TASK INPUTS:

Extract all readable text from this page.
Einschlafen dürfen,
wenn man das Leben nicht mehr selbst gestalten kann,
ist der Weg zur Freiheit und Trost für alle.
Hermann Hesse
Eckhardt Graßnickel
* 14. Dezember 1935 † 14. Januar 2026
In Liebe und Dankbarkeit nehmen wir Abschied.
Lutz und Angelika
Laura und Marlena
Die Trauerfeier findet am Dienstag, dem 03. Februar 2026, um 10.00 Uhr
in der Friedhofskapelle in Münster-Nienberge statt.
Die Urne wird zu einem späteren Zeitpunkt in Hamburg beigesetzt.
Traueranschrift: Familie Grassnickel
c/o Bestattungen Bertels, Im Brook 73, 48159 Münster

TASK DIRECTIONS: Copy each line holding the word "Münster" from the listing above.

OUTPUT OF THE EXERCISE:
in der Friedhofskapelle in Münster-Nienberge statt.
c/o Bestattungen Bertels, Im Brook 73, 48159 Münster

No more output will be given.